STATED GOAL >>
Copy each line holding the string "Serviços".

AVAILABLE DATA >>
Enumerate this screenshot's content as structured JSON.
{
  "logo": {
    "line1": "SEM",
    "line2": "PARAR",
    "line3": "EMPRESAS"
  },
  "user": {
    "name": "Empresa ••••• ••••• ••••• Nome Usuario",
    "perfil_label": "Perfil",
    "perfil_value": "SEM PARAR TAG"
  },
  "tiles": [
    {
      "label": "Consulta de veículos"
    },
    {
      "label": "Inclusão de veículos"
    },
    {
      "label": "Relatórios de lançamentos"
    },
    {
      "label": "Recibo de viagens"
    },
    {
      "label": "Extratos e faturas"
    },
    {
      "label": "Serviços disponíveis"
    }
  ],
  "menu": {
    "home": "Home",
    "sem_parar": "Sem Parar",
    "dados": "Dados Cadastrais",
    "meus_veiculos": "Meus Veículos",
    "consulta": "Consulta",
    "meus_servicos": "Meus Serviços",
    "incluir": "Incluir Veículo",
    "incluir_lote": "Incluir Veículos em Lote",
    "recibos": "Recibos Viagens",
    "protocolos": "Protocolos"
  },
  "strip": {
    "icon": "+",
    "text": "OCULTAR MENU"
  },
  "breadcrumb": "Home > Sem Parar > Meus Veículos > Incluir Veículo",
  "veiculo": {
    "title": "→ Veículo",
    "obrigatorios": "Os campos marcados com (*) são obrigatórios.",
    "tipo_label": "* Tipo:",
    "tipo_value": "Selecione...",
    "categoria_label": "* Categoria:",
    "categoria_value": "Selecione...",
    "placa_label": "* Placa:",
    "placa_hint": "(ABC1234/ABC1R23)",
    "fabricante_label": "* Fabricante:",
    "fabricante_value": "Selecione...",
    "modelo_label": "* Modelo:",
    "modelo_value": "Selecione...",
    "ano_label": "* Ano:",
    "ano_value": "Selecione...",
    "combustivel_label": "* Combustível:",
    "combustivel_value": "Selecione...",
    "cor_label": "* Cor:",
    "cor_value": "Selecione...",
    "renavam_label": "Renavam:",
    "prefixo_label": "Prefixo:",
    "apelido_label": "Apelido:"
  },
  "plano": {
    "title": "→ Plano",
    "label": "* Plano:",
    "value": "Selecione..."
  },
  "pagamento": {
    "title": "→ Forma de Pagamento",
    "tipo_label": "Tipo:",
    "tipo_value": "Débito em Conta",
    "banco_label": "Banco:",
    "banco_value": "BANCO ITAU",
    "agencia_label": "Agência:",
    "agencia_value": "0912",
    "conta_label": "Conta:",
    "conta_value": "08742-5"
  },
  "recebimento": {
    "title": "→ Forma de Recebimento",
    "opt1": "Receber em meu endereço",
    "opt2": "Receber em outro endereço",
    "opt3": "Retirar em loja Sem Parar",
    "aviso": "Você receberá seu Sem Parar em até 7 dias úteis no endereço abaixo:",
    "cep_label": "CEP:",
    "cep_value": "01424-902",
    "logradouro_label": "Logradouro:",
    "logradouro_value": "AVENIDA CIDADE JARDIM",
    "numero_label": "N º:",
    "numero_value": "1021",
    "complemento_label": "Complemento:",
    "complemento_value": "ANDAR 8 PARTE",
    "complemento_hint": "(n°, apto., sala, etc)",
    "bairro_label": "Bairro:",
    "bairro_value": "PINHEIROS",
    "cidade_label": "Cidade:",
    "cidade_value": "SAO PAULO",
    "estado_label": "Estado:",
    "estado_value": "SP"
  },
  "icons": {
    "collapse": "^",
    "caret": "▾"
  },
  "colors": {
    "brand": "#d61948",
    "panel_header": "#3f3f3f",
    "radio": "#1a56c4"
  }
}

RESULT >>
      "label": "Serviços disponíveis"
    "meus_servicos": "Meus Serviços",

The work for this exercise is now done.